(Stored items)
%%

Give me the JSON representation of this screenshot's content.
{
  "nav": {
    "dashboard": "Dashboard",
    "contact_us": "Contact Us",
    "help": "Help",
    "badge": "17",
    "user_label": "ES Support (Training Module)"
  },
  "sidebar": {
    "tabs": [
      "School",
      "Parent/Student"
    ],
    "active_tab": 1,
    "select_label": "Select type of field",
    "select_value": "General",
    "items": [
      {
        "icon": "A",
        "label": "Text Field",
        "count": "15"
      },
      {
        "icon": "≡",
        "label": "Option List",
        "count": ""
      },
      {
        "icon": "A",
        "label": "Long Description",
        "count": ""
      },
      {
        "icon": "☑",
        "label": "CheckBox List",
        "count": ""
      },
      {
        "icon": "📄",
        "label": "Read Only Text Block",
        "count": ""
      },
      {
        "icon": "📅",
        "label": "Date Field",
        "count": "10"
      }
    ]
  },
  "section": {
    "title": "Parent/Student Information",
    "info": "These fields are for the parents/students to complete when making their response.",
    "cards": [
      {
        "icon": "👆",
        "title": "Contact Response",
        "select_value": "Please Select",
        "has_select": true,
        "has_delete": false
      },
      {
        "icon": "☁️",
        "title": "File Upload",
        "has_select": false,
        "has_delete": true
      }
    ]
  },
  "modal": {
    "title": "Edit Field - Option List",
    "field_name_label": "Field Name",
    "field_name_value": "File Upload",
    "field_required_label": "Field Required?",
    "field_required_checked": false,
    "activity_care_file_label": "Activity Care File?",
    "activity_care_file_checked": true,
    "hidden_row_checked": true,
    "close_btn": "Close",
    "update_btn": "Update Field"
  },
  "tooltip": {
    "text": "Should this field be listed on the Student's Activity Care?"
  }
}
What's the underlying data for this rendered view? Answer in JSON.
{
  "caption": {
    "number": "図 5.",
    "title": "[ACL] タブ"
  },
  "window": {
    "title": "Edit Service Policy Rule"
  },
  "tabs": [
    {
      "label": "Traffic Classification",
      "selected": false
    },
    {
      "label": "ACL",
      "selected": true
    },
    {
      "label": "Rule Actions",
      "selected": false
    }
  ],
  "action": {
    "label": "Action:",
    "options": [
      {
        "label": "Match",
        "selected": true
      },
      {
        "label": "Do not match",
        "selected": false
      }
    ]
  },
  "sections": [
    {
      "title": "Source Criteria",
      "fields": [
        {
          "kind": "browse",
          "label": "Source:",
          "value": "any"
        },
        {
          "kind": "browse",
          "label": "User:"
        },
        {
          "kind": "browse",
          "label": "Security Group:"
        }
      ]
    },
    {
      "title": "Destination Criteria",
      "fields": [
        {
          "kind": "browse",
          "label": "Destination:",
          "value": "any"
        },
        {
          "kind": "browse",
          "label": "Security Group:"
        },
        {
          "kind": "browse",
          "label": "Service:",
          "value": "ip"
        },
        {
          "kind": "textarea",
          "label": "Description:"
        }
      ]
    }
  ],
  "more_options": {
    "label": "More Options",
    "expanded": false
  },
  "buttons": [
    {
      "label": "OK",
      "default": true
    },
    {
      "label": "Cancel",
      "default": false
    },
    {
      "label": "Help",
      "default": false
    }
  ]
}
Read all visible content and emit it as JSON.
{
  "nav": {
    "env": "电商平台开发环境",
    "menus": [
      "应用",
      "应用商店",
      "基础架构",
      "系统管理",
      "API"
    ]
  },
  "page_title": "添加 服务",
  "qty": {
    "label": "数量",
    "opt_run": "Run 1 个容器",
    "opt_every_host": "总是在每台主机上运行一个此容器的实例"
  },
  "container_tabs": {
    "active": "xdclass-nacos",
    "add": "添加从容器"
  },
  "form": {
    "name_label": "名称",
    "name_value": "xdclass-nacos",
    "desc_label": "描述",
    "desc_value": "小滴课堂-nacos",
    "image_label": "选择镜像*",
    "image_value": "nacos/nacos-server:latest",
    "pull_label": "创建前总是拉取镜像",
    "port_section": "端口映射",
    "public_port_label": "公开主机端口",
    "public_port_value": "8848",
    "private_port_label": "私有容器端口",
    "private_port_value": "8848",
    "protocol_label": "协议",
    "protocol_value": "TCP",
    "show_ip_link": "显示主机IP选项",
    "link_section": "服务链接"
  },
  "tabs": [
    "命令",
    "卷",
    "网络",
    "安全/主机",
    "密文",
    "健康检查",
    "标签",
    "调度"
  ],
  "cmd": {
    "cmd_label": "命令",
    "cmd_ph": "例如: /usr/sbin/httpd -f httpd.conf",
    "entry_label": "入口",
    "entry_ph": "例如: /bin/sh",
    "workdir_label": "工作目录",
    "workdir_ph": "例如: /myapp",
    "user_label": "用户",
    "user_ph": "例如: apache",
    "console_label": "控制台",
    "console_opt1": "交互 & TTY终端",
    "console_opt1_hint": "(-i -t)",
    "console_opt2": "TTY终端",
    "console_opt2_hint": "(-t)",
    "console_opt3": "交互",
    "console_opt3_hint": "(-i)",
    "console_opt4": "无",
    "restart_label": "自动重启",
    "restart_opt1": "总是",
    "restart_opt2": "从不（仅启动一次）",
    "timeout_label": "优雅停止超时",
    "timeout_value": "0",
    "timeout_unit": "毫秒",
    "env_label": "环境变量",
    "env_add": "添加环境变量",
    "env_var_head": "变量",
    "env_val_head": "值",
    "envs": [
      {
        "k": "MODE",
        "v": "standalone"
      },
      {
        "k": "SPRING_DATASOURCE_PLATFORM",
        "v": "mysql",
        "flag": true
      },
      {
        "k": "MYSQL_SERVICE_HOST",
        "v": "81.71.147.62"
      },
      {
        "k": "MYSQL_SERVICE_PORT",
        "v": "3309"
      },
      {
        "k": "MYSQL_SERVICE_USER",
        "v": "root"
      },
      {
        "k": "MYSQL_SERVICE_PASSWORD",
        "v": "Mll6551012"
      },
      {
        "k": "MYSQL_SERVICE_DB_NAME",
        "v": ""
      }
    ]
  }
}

%%

THE TASK: From the listing above, copy every line that holds the string "xdclass".

RESULT FOR THIS EXERCISE:
    "active": "xdclass-nacos",
    "name_value": "xdclass-nacos",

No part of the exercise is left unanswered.